# THE PROBLEM
Reproduce only this part of the listing: the line with "Convert this document image to plain text.", plus every line after it through the last.

Records excerpted from a collection

* START *

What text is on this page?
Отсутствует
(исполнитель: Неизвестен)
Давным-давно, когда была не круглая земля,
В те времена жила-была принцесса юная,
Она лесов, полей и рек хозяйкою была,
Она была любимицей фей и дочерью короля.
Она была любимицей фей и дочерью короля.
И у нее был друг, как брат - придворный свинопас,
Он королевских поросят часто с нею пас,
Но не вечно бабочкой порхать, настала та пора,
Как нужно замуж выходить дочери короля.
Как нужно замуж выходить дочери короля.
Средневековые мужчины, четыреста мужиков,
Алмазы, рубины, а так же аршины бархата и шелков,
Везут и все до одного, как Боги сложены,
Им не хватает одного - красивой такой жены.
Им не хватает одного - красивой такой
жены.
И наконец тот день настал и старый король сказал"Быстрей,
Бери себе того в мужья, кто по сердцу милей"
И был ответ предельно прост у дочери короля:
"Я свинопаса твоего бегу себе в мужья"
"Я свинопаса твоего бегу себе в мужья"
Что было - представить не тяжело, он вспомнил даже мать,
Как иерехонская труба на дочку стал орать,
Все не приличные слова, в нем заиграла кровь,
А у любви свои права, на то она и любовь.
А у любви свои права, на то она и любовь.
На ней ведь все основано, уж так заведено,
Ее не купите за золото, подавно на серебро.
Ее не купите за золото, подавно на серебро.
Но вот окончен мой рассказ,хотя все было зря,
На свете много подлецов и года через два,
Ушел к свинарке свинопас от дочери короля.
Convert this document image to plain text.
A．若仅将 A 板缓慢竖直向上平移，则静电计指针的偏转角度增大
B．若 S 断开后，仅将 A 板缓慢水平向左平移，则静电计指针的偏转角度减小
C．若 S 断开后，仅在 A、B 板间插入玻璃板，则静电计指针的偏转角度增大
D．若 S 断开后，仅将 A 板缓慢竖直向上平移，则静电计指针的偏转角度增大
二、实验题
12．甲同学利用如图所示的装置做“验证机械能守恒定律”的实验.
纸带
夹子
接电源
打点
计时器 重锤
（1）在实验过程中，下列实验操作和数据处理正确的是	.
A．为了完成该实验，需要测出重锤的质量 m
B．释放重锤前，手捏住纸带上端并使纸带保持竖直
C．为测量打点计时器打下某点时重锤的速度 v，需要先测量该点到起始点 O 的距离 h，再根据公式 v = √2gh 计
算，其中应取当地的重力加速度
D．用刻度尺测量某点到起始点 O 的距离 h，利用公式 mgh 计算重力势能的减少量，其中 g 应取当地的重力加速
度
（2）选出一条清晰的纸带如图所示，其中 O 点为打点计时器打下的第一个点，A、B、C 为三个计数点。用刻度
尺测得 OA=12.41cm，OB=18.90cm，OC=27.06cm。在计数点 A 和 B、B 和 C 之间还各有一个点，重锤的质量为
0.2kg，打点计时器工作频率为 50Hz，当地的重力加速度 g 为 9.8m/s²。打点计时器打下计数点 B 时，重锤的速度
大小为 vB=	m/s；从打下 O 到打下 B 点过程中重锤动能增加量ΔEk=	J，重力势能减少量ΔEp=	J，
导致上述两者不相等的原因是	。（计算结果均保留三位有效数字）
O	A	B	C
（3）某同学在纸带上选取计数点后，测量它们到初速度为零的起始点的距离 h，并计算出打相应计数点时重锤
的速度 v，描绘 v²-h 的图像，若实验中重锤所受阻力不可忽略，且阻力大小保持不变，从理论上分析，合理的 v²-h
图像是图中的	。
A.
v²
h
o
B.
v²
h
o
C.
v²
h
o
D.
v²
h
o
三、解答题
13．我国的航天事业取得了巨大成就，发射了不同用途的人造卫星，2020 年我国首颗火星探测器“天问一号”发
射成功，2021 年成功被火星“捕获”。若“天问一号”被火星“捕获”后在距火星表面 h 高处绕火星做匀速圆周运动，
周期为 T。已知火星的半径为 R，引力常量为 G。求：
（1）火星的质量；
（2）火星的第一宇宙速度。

* END *

# OUTPUT
Convert this document image to plain text.
A．若仅将 A 板缓慢竖直向上平移，则静电计指针的偏转角度增大
B．若 S 断开后，仅将 A 板缓慢水平向左平移，则静电计指针的偏转角度减小
C．若 S 断开后，仅在 A、B 板间插入玻璃板，则静电计指针的偏转角度增大
D．若 S 断开后，仅将 A 板缓慢竖直向上平移，则静电计指针的偏转角度增大
二、实验题
12．甲同学利用如图所示的装置做“验证机械能守恒定律”的实验.
纸带
夹子
接电源
打点
计时器 重锤
（1）在实验过程中，下列实验操作和数据处理正确的是	.
A．为了完成该实验，需要测出重锤的质量 m
B．释放重锤前，手捏住纸带上端并使纸带保持竖直
C．为测量打点计时器打下某点时重锤的速度 v，需要先测量该点到起始点 O 的距离 h，再根据公式 v = √2gh 计
算，其中应取当地的重力加速度
D．用刻度尺测量某点到起始点 O 的距离 h，利用公式 mgh 计算重力势能的减少量，其中 g 应取当地的重力加速
度
（2）选出一条清晰的纸带如图所示，其中 O 点为打点计时器打下的第一个点，A、B、C 为三个计数点。用刻度
尺测得 OA=12.41cm，OB=18.90cm，OC=27.06cm。在计数点 A 和 B、B 和 C 之间还各有一个点，重锤的质量为
0.2kg，打点计时器工作频率为 50Hz，当地的重力加速度 g 为 9.8m/s²。打点计时器打下计数点 B 时，重锤的速度
大小为 vB=	m/s；从打下 O 到打下 B 点过程中重锤动能增加量ΔEk=	J，重力势能减少量ΔEp=	J，
导致上述两者不相等的原因是	。（计算结果均保留三位有效数字）
O	A	B	C
（3）某同学在纸带上选取计数点后，测量它们到初速度为零的起始点的距离 h，并计算出打相应计数点时重锤
的速度 v，描绘 v²-h 的图像，若实验中重锤所受阻力不可忽略，且阻力大小保持不变，从理论上分析，合理的 v²-h
图像是图中的	。
A.
v²
h
o
B.
v²
h
o
C.
v²
h
o
D.
v²
h
o
三、解答题
13．我国的航天事业取得了巨大成就，发射了不同用途的人造卫星，2020 年我国首颗火星探测器“天问一号”发
射成功，2021 年成功被火星“捕获”。若“天问一号”被火星“捕获”后在距火星表面 h 高处绕火星做匀速圆周运动，
周期为 T。已知火星的半径为 R，引力常量为 G。求：
（1）火星的质量；
（2）火星的第一宇宙速度。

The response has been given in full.